= The request =
Rewrite the data below, changing every "bar-data-label" to "value-label" and leaving everything else unchanged.

----

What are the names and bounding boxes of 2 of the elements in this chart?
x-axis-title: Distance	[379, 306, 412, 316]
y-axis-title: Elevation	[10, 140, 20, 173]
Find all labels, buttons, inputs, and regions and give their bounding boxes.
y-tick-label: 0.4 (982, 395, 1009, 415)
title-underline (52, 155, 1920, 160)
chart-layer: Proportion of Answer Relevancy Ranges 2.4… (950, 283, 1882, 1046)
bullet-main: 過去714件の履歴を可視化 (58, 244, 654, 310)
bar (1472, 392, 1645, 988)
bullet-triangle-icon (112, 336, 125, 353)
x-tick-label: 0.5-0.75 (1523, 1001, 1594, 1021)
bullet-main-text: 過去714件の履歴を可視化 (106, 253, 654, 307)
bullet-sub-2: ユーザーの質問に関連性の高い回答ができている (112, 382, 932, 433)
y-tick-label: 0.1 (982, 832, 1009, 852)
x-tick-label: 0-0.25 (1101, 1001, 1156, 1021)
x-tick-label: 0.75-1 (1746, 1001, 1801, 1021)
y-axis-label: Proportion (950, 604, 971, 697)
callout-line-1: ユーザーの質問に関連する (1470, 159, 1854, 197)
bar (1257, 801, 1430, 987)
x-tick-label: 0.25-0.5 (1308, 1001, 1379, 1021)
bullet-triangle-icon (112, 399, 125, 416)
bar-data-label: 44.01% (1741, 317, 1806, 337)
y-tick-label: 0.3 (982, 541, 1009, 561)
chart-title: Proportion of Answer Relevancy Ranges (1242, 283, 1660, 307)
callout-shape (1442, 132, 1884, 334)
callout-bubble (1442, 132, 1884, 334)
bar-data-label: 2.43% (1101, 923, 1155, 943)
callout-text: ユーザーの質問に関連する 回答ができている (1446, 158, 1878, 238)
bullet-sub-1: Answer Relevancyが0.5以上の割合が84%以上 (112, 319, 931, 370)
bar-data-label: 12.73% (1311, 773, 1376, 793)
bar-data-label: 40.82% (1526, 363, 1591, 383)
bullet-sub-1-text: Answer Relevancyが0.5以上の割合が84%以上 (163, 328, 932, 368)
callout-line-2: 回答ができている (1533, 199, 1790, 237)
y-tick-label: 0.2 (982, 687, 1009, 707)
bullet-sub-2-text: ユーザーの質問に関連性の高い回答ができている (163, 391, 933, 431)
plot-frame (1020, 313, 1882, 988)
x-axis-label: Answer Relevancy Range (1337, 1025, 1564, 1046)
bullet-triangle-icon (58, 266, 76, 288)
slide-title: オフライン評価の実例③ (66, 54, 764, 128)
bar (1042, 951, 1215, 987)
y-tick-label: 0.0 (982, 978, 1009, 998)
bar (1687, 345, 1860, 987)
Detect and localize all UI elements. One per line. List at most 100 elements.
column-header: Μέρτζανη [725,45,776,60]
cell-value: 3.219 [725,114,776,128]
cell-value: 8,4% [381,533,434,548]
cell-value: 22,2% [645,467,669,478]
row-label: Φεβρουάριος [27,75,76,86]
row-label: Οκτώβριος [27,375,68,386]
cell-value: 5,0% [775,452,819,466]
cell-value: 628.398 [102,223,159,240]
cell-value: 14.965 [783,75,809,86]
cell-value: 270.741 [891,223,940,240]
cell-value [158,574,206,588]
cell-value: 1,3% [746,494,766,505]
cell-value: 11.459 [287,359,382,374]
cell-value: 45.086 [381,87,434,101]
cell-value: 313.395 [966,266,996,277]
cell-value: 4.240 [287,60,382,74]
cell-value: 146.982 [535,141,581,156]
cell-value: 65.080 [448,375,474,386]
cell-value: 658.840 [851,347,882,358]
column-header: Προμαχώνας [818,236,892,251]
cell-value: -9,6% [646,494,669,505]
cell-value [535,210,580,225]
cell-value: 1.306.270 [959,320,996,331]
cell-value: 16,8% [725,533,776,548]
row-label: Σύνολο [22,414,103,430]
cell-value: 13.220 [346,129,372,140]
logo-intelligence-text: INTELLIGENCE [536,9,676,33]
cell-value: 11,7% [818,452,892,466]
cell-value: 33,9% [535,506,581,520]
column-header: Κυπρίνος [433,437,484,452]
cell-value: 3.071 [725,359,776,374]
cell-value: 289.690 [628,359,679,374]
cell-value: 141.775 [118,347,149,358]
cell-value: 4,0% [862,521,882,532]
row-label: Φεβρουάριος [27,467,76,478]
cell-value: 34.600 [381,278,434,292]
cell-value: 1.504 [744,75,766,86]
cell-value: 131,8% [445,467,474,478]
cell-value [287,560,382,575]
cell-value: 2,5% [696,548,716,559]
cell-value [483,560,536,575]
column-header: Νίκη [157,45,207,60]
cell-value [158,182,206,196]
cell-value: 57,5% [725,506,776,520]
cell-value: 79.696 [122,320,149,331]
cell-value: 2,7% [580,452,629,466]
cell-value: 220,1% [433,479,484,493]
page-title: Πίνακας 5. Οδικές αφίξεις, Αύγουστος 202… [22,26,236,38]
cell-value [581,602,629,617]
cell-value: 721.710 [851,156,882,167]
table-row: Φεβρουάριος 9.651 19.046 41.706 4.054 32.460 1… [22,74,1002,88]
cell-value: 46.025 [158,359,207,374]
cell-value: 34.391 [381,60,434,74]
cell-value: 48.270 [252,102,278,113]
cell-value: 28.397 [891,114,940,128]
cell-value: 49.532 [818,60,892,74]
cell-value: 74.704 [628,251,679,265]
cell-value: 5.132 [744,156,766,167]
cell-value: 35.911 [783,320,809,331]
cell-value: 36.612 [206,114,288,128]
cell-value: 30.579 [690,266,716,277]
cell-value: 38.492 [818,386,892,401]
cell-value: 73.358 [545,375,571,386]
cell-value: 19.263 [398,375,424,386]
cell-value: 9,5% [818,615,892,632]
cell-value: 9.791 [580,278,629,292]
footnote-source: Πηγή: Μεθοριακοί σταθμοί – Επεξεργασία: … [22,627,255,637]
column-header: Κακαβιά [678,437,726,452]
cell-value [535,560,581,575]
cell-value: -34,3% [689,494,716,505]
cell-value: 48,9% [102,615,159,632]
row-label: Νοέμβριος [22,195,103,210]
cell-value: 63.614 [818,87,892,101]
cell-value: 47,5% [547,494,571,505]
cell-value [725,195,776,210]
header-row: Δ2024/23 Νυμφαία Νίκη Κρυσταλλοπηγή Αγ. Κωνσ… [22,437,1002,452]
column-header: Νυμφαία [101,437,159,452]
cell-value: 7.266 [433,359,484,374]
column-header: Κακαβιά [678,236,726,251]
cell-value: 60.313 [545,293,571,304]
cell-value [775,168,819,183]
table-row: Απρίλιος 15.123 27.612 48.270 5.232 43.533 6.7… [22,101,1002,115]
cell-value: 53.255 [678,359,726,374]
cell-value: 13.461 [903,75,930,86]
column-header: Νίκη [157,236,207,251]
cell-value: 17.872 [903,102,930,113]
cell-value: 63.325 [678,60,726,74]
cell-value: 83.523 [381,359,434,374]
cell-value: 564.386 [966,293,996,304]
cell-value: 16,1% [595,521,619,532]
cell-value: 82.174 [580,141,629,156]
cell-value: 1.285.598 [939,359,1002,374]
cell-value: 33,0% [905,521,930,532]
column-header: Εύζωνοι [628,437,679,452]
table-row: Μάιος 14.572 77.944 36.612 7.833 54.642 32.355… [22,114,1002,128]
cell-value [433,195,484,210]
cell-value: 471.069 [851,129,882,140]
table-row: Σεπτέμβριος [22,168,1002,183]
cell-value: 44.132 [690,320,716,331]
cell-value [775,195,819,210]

----

= Exercise response =
What are the names and bounding boxes of 2 of the elements in this chart?
x-axis-title: Distance	[379, 306, 412, 316]
y-axis-title: Elevation	[10, 140, 20, 173]
Find all labels, buttons, inputs, and regions and give their bounding boxes.
y-tick-label: 0.4 (982, 395, 1009, 415)
title-underline (52, 155, 1920, 160)
chart-layer: Proportion of Answer Relevancy Ranges 2.4… (950, 283, 1882, 1046)
bullet-main: 過去714件の履歴を可視化 (58, 244, 654, 310)
bar (1472, 392, 1645, 988)
bullet-triangle-icon (112, 336, 125, 353)
x-tick-label: 0.5-0.75 (1523, 1001, 1594, 1021)
bullet-main-text: 過去714件の履歴を可視化 (106, 253, 654, 307)
bullet-sub-2: ユーザーの質問に関連性の高い回答ができている (112, 382, 932, 433)
y-tick-label: 0.1 (982, 832, 1009, 852)
x-tick-label: 0-0.25 (1101, 1001, 1156, 1021)
x-tick-label: 0.75-1 (1746, 1001, 1801, 1021)
y-axis-label: Proportion (950, 604, 971, 697)
callout-line-1: ユーザーの質問に関連する (1470, 159, 1854, 197)
bar (1257, 801, 1430, 987)
x-tick-label: 0.25-0.5 (1308, 1001, 1379, 1021)
bullet-triangle-icon (112, 399, 125, 416)
value-label: 44.01% (1741, 317, 1806, 337)
y-tick-label: 0.3 (982, 541, 1009, 561)
chart-title: Proportion of Answer Relevancy Ranges (1242, 283, 1660, 307)
callout-shape (1442, 132, 1884, 334)
callout-bubble (1442, 132, 1884, 334)
value-label: 2.43% (1101, 923, 1155, 943)
callout-text: ユーザーの質問に関連する 回答ができている (1446, 158, 1878, 238)
bullet-sub-1: Answer Relevancyが0.5以上の割合が84%以上 (112, 319, 931, 370)
value-label: 12.73% (1311, 773, 1376, 793)
value-label: 40.82% (1526, 363, 1591, 383)
bullet-sub-1-text: Answer Relevancyが0.5以上の割合が84%以上 (163, 328, 932, 368)
callout-line-2: 回答ができている (1533, 199, 1790, 237)
y-tick-label: 0.2 (982, 687, 1009, 707)
bullet-sub-2-text: ユーザーの質問に関連性の高い回答ができている (163, 391, 933, 431)
plot-frame (1020, 313, 1882, 988)
x-axis-label: Answer Relevancy Range (1337, 1025, 1564, 1046)
bullet-triangle-icon (58, 266, 76, 288)
slide-title: オフライン評価の実例③ (66, 54, 764, 128)
bar (1042, 951, 1215, 987)
y-tick-label: 0.0 (982, 978, 1009, 998)
bar (1687, 345, 1860, 987)
Detect and localize all UI elements. One per line. List at most 100 elements.
column-header: Μέρτζανη [725,45,776,60]
cell-value: 3.219 [725,114,776,128]
cell-value: 8,4% [381,533,434,548]
cell-value: 22,2% [645,467,669,478]
row-label: Φεβρουάριος [27,75,76,86]
row-label: Οκτώβριος [27,375,68,386]
cell-value: 5,0% [775,452,819,466]
cell-value: 628.398 [102,223,159,240]
cell-value: 14.965 [783,75,809,86]
cell-value: 270.741 [891,223,940,240]
cell-value [158,574,206,588]
cell-value: 1,3% [746,494,766,505]
cell-value: 11.459 [287,359,382,374]
cell-value: 45.086 [381,87,434,101]
cell-value: 313.395 [966,266,996,277]
cell-value: 4.240 [287,60,382,74]
cell-value: 146.982 [535,141,581,156]
cell-value: 65.080 [448,375,474,386]
cell-value: 658.840 [851,347,882,358]
column-header: Προμαχώνας [818,236,892,251]
cell-value: -9,6% [646,494,669,505]
cell-value [535,210,580,225]
cell-value: 1.306.270 [959,320,996,331]
cell-value: 16,8% [725,533,776,548]
row-label: Σύνολο [22,414,103,430]
cell-value: 13.220 [346,129,372,140]
logo-intelligence-text: INTELLIGENCE [536,9,676,33]
cell-value: 11,7% [818,452,892,466]
cell-value: 33,9% [535,506,581,520]
column-header: Κυπρίνος [433,437,484,452]
cell-value: 3.071 [725,359,776,374]
cell-value: 289.690 [628,359,679,374]
cell-value: 141.775 [118,347,149,358]
cell-value: 4,0% [862,521,882,532]
row-label: Φεβρουάριος [27,467,76,478]
cell-value: 34.600 [381,278,434,292]
cell-value: 1.504 [744,75,766,86]
cell-value: 131,8% [445,467,474,478]
cell-value [287,560,382,575]
cell-value: 2,5% [696,548,716,559]
cell-value [483,560,536,575]
column-header: Νίκη [157,45,207,60]
cell-value [158,182,206,196]
cell-value: 57,5% [725,506,776,520]
cell-value: 79.696 [122,320,149,331]
cell-value: 2,7% [580,452,629,466]
cell-value: 220,1% [433,479,484,493]
page-title: Πίνακας 5. Οδικές αφίξεις, Αύγουστος 202… [22,26,236,38]
cell-value [581,602,629,617]
cell-value: 721.710 [851,156,882,167]
table-row: Φεβρουάριος 9.651 19.046 41.706 4.054 32.460 1… [22,74,1002,88]
cell-value: 46.025 [158,359,207,374]
cell-value: 34.391 [381,60,434,74]
cell-value: 48.270 [252,102,278,113]
cell-value: 28.397 [891,114,940,128]
cell-value: 49.532 [818,60,892,74]
cell-value: 74.704 [628,251,679,265]
cell-value: 5.132 [744,156,766,167]
cell-value: 35.911 [783,320,809,331]
cell-value: 36.612 [206,114,288,128]
cell-value: 30.579 [690,266,716,277]
cell-value: 38.492 [818,386,892,401]
cell-value: 73.358 [545,375,571,386]
cell-value: 19.263 [398,375,424,386]
cell-value: 9,5% [818,615,892,632]
cell-value: 9.791 [580,278,629,292]
footnote-source: Πηγή: Μεθοριακοί σταθμοί – Επεξεργασία: … [22,627,255,637]
column-header: Κακαβιά [678,437,726,452]
cell-value [535,560,581,575]
cell-value: -34,3% [689,494,716,505]
cell-value: 48,9% [102,615,159,632]
row-label: Νοέμβριος [22,195,103,210]
cell-value: 63.614 [818,87,892,101]
cell-value: 47,5% [547,494,571,505]
cell-value [725,195,776,210]
header-row: Δ2024/23 Νυμφαία Νίκη Κρυσταλλοπηγή Αγ. Κωνσ… [22,437,1002,452]
column-header: Νυμφαία [101,437,159,452]
cell-value: 7.266 [433,359,484,374]
column-header: Κακαβιά [678,236,726,251]
cell-value: 60.313 [545,293,571,304]
cell-value [775,168,819,183]
table-row: Απρίλιος 15.123 27.612 48.270 5.232 43.533 6.7… [22,101,1002,115]
cell-value: 53.255 [678,359,726,374]
cell-value: 13.461 [903,75,930,86]
column-header: Νίκη [157,236,207,251]
cell-value: 17.872 [903,102,930,113]
cell-value: 63.325 [678,60,726,74]
cell-value: 83.523 [381,359,434,374]
cell-value: 564.386 [966,293,996,304]
cell-value: 16,1% [595,521,619,532]
cell-value: 82.174 [580,141,629,156]
cell-value: 1.285.598 [939,359,1002,374]
cell-value: 33,0% [905,521,930,532]
column-header: Εύζωνοι [628,437,679,452]
table-row: Μάιος 14.572 77.944 36.612 7.833 54.642 32.355… [22,114,1002,128]
cell-value [433,195,484,210]
cell-value: 471.069 [851,129,882,140]
table-row: Σεπτέμβριος [22,168,1002,183]
cell-value: 44.132 [690,320,716,331]
cell-value [775,195,819,210]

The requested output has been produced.